§ **JOB**
Copy whichever lines contain the string "index".

(Entries with figure data)
* * *

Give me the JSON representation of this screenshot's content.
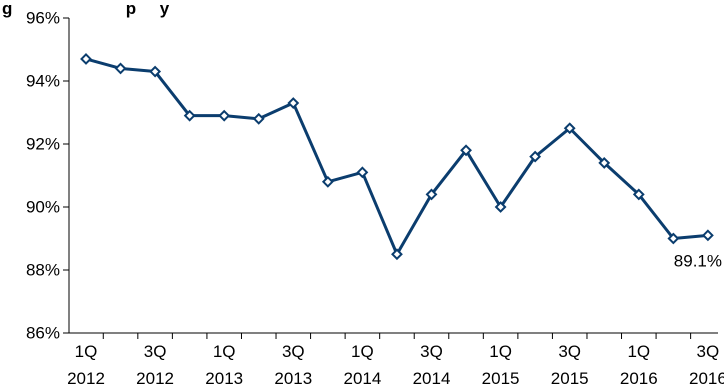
{
  "chart_data": {
    "type": "line",
    "title_fragment": "g                        p     y",
    "x": [
      "1Q 2012",
      "2Q 2012",
      "3Q 2012",
      "4Q 2012",
      "1Q 2013",
      "2Q 2013",
      "3Q 2013",
      "4Q 2013",
      "1Q 2014",
      "2Q 2014",
      "3Q 2014",
      "4Q 2014",
      "1Q 2015",
      "2Q 2015",
      "3Q 2015",
      "4Q 2015",
      "1Q 2016",
      "2Q 2016",
      "3Q 2016"
    ],
    "x_tick_labels": [
      {
        "index": 0,
        "line1": "1Q",
        "line2": "2012"
      },
      {
        "index": 2,
        "line1": "3Q",
        "line2": "2012"
      },
      {
        "index": 4,
        "line1": "1Q",
        "line2": "2013"
      },
      {
        "index": 6,
        "line1": "3Q",
        "line2": "2013"
      },
      {
        "index": 8,
        "line1": "1Q",
        "line2": "2014"
      },
      {
        "index": 10,
        "line1": "3Q",
        "line2": "2014"
      },
      {
        "index": 12,
        "line1": "1Q",
        "line2": "2015"
      },
      {
        "index": 14,
        "line1": "3Q",
        "line2": "2015"
      },
      {
        "index": 16,
        "line1": "1Q",
        "line2": "2016"
      },
      {
        "index": 18,
        "line1": "3Q",
        "line2": "2016"
      }
    ],
    "series": [
      {
        "values": [
          94.7,
          94.4,
          94.3,
          92.9,
          92.9,
          92.8,
          93.3,
          90.8,
          91.1,
          88.5,
          90.4,
          91.8,
          90.0,
          91.6,
          92.5,
          91.4,
          90.4,
          89.0,
          89.1
        ],
        "color": "#0b3d6e"
      }
    ],
    "ylim": [
      86,
      96
    ],
    "y_ticks": [
      86,
      88,
      90,
      92,
      94,
      96
    ],
    "y_tick_format": "percent",
    "data_labels": [
      {
        "index": 18,
        "text": "89.1%"
      }
    ],
    "grid": false,
    "legend": "none"
  }
}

* * *

§ **CORRECT RESPONSE**
        "index": 0,
        "index": 2,
        "index": 4,
        "index": 6,
        "index": 8,
        "index": 10,
        "index": 12,
        "index": 14,
        "index": 16,
        "index": 18,
        "index": 18,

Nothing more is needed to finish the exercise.